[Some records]

** BEGIN **

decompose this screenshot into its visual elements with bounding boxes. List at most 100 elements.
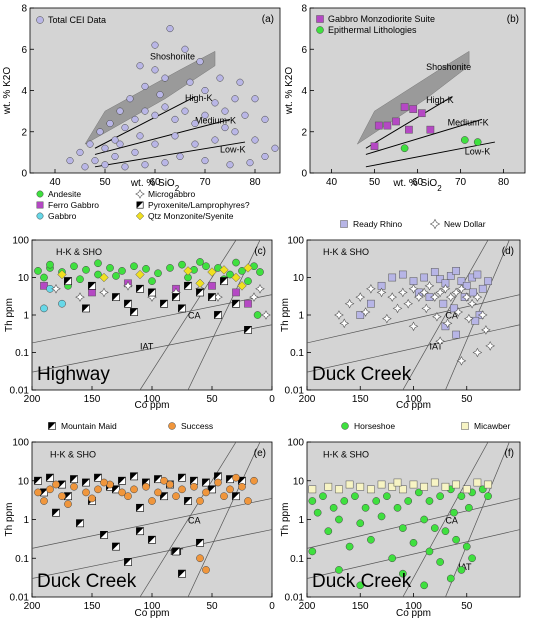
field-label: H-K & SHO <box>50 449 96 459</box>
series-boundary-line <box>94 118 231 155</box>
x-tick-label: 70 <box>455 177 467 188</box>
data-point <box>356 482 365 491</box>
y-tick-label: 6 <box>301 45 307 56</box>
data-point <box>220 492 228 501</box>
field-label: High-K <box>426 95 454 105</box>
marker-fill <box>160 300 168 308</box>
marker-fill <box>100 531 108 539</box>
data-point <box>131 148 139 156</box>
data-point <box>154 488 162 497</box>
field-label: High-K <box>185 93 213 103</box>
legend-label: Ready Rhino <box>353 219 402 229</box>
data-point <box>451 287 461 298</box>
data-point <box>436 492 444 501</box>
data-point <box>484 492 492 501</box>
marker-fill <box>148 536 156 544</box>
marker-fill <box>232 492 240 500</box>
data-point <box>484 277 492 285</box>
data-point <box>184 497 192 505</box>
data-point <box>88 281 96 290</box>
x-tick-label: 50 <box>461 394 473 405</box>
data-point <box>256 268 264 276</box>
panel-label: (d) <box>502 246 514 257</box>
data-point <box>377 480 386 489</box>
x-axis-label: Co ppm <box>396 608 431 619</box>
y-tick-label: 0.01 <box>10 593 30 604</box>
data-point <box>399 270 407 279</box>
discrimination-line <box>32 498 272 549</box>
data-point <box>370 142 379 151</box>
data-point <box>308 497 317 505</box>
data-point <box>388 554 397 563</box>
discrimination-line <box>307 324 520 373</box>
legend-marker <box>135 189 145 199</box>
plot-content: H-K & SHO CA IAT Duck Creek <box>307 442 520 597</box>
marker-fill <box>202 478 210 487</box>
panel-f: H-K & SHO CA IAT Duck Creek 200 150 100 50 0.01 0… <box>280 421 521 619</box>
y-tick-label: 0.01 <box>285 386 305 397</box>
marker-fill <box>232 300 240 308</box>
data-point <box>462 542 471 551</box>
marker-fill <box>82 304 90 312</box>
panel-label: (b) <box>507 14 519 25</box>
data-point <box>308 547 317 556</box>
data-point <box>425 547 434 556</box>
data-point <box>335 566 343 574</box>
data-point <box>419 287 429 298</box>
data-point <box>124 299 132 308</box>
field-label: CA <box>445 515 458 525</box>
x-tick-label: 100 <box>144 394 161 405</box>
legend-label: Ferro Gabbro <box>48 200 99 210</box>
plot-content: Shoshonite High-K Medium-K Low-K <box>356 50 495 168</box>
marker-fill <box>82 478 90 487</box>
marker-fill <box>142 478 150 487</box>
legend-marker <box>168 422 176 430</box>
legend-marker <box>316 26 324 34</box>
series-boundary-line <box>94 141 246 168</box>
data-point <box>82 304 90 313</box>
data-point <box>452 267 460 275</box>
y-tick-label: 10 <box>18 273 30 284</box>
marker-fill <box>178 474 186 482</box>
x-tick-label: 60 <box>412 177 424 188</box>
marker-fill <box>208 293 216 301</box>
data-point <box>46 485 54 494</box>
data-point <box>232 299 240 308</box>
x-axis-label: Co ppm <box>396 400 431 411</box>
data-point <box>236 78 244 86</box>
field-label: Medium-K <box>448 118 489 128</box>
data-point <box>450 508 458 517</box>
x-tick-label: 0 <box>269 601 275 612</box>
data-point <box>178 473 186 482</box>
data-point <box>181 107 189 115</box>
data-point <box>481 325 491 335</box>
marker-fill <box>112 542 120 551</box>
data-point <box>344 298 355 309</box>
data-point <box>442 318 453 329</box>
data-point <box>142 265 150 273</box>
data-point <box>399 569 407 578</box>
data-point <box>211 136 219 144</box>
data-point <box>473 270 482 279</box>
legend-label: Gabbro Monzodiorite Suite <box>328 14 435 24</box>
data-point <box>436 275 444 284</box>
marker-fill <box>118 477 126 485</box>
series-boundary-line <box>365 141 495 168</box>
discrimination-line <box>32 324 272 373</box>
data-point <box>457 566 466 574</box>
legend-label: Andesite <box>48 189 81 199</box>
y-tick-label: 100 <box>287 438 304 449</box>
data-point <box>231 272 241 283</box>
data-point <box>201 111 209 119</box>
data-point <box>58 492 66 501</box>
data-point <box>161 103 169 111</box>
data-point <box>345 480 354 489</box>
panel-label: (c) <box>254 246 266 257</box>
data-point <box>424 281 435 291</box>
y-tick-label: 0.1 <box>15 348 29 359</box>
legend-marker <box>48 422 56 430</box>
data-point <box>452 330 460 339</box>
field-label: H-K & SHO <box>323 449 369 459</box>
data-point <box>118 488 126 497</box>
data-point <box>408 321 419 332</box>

** END **

-- Exercise objective --
Return every line of the records above word for word, leaving out the pictures.

-- Reply --
decompose this screenshot into its visual elements with bounding boxes. List at most 100 elements.
field-label: H-K & SHO <box>50 449 96 459</box>
series-boundary-line <box>94 118 231 155</box>
x-tick-label: 70 <box>455 177 467 188</box>
data-point <box>356 482 365 491</box>
y-tick-label: 6 <box>301 45 307 56</box>
data-point <box>220 492 228 501</box>
field-label: High-K <box>426 95 454 105</box>
marker-fill <box>160 300 168 308</box>
marker-fill <box>100 531 108 539</box>
data-point <box>131 148 139 156</box>
data-point <box>154 488 162 497</box>
field-label: High-K <box>185 93 213 103</box>
legend-label: Ready Rhino <box>353 219 402 229</box>
data-point <box>451 287 461 298</box>
data-point <box>436 492 444 501</box>
data-point <box>484 492 492 501</box>
marker-fill <box>148 536 156 544</box>
marker-fill <box>232 492 240 500</box>
data-point <box>484 277 492 285</box>
data-point <box>184 497 192 505</box>
data-point <box>88 281 96 290</box>
x-tick-label: 50 <box>461 394 473 405</box>
data-point <box>256 268 264 276</box>
panel-label: (d) <box>502 246 514 257</box>
data-point <box>377 480 386 489</box>
x-axis-label: Co ppm <box>396 608 431 619</box>
y-tick-label: 0.01 <box>10 593 30 604</box>
data-point <box>399 270 407 279</box>
discrimination-line <box>32 498 272 549</box>
data-point <box>370 142 379 151</box>
data-point <box>308 497 317 505</box>
data-point <box>388 554 397 563</box>
discrimination-line <box>307 324 520 373</box>
legend-marker <box>135 189 145 199</box>
plot-content: H-K & SHO CA IAT Duck Creek <box>307 442 520 597</box>
marker-fill <box>202 478 210 487</box>
panel-f: H-K & SHO CA IAT Duck Creek 200 150 100 50 0.01 0… <box>280 421 521 619</box>
y-tick-label: 0.01 <box>285 386 305 397</box>
marker-fill <box>232 300 240 308</box>
data-point <box>462 542 471 551</box>
marker-fill <box>82 304 90 312</box>
panel-label: (b) <box>507 14 519 25</box>
data-point <box>308 547 317 556</box>
data-point <box>425 547 434 556</box>
data-point <box>335 566 343 574</box>
data-point <box>419 287 429 298</box>
data-point <box>124 299 132 308</box>
field-label: CA <box>445 515 458 525</box>
x-tick-label: 100 <box>144 394 161 405</box>
legend-label: Ferro Gabbro <box>48 200 99 210</box>
plot-content: Shoshonite High-K Medium-K Low-K <box>356 50 495 168</box>
marker-fill <box>82 478 90 487</box>
marker-fill <box>142 478 150 487</box>
legend-marker <box>168 422 176 430</box>
legend-marker <box>316 26 324 34</box>
series-boundary-line <box>94 141 246 168</box>
data-point <box>82 304 90 313</box>
data-point <box>452 267 460 275</box>
y-tick-label: 10 <box>18 273 30 284</box>
marker-fill <box>178 474 186 482</box>
x-tick-label: 60 <box>412 177 424 188</box>
marker-fill <box>208 293 216 301</box>
data-point <box>46 485 54 494</box>
data-point <box>232 299 240 308</box>
x-axis-label: Co ppm <box>396 400 431 411</box>
data-point <box>236 78 244 86</box>
field-label: Medium-K <box>448 118 489 128</box>
data-point <box>450 508 458 517</box>
x-tick-label: 0 <box>269 601 275 612</box>
data-point <box>178 473 186 482</box>
data-point <box>181 107 189 115</box>
data-point <box>481 325 491 335</box>
marker-fill <box>112 542 120 551</box>
data-point <box>344 298 355 309</box>
data-point <box>442 318 453 329</box>
data-point <box>142 265 150 273</box>
data-point <box>399 569 407 578</box>
data-point <box>211 136 219 144</box>
data-point <box>473 270 482 279</box>
legend-label: Gabbro Monzodiorite Suite <box>328 14 435 24</box>
data-point <box>436 275 444 284</box>
marker-fill <box>118 477 126 485</box>
series-boundary-line <box>365 141 495 168</box>
discrimination-line <box>32 324 272 373</box>
data-point <box>457 566 466 574</box>
legend-label: Andesite <box>48 189 81 199</box>
y-tick-label: 100 <box>287 438 304 449</box>
data-point <box>231 272 241 283</box>
data-point <box>201 111 209 119</box>
data-point <box>58 492 66 501</box>
data-point <box>161 103 169 111</box>
data-point <box>345 480 354 489</box>
panel-label: (c) <box>254 246 266 257</box>
data-point <box>424 281 435 291</box>
y-tick-label: 0.1 <box>15 348 29 359</box>
legend-marker <box>48 422 56 430</box>
data-point <box>452 330 460 339</box>
field-label: H-K & SHO <box>323 449 369 459</box>
data-point <box>118 488 126 497</box>
data-point <box>408 321 419 332</box>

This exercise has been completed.